Saved data entries:
.....

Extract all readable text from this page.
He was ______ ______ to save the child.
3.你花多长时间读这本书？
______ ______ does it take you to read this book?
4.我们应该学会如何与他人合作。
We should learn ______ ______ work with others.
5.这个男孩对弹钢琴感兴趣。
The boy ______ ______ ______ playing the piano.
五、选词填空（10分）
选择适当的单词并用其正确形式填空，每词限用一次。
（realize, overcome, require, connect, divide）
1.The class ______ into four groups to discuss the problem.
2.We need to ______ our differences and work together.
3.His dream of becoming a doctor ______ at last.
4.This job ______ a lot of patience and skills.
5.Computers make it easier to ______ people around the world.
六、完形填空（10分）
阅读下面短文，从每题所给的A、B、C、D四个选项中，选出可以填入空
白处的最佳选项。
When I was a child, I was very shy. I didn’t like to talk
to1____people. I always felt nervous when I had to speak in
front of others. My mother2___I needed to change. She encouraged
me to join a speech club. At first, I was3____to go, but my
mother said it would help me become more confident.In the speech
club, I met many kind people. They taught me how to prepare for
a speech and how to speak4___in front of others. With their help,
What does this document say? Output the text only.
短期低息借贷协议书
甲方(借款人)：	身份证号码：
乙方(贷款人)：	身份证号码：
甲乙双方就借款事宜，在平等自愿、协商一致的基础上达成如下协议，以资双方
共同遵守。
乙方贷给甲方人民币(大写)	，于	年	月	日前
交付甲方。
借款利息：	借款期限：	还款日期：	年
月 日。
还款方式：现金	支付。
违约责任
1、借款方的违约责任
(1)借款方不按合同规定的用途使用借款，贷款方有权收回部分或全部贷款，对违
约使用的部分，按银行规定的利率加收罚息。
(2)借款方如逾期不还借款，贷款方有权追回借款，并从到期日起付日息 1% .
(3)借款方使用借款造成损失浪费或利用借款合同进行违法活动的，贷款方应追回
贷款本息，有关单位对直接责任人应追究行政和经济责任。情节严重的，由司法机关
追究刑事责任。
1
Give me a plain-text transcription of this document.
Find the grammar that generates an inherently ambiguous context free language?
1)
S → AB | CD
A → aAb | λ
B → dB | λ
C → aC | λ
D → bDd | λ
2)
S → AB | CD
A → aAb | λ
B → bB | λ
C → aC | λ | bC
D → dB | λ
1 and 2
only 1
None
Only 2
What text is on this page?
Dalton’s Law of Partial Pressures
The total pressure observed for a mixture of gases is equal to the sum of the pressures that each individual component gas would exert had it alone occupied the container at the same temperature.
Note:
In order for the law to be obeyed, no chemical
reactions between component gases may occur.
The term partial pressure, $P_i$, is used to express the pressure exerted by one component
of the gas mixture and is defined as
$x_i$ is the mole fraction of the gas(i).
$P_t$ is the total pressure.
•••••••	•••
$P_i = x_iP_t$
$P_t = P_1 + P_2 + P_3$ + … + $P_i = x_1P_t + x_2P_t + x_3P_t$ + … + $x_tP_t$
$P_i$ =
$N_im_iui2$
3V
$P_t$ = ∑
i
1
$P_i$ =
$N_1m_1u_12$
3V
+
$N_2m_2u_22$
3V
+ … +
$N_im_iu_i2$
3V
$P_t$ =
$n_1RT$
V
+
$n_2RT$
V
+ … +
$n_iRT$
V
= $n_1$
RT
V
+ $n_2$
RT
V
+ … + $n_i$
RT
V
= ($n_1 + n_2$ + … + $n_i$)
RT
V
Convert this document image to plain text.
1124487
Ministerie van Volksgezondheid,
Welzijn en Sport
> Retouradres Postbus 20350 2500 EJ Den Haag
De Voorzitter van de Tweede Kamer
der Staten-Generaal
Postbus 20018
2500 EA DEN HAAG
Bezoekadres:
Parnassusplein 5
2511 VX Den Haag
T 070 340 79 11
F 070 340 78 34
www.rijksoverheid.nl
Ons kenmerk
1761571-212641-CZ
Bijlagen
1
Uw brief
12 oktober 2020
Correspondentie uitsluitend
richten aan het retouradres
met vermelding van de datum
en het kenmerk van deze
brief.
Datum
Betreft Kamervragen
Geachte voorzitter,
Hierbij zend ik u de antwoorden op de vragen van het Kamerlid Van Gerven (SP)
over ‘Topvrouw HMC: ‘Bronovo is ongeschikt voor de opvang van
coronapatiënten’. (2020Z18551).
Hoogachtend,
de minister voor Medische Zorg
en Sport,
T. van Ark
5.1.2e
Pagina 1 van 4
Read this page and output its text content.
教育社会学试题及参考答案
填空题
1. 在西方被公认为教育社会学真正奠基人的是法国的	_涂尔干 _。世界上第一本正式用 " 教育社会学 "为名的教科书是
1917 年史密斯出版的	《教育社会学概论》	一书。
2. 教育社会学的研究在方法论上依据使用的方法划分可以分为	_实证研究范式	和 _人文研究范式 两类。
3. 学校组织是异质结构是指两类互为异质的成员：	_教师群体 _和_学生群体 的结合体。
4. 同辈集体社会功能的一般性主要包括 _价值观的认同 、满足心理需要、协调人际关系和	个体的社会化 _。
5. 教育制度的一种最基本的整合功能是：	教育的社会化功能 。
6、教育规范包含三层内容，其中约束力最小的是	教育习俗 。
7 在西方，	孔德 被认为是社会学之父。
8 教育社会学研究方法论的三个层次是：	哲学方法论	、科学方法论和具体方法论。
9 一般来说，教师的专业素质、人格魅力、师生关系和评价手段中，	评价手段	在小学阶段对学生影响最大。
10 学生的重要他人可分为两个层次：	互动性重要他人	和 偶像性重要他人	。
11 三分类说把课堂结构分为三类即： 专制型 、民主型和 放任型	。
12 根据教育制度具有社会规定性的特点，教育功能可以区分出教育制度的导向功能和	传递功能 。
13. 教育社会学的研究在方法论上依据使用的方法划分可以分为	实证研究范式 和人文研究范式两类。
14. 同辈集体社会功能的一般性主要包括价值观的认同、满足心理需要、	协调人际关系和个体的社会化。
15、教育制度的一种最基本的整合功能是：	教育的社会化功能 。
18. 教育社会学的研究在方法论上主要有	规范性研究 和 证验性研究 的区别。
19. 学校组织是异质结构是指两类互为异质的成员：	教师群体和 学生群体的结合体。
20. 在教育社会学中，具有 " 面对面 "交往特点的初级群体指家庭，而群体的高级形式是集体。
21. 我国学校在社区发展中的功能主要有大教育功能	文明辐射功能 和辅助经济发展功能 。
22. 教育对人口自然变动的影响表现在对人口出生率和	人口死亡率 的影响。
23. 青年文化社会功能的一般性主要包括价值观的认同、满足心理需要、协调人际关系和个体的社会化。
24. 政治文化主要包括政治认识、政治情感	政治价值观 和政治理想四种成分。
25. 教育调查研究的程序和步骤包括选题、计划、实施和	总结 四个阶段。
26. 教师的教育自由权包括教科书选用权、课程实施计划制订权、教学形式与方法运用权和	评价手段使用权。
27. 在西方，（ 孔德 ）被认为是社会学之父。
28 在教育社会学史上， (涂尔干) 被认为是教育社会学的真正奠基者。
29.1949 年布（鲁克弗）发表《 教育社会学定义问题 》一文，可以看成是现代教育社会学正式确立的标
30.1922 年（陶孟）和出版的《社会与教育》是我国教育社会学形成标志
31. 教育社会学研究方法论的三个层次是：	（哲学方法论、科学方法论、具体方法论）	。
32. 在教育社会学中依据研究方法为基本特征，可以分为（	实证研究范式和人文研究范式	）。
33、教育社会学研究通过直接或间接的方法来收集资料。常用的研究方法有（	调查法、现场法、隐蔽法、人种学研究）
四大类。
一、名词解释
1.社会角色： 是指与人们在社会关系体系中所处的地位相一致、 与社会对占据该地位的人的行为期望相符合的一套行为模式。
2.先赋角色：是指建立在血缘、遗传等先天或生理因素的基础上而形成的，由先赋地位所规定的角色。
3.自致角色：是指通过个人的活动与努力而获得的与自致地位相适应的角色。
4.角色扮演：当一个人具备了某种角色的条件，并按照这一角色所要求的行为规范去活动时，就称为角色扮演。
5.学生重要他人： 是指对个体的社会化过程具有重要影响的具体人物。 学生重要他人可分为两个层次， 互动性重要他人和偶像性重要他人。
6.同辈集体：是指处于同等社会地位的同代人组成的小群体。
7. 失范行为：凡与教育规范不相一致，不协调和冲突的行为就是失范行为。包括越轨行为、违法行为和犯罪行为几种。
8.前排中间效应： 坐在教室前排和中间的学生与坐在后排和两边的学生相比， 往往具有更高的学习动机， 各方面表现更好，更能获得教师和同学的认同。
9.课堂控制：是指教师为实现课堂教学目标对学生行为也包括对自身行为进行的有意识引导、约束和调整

.....

Direction: Look through the entries above. Extract each line with the word "that".

Answer to this problem:
Find the grammar that generates an inherently ambiguous context free language?
The total pressure observed for a mixture of gases is equal to the sum of the pressures that each individual component gas would exert had it alone occupied the container at the same temperature.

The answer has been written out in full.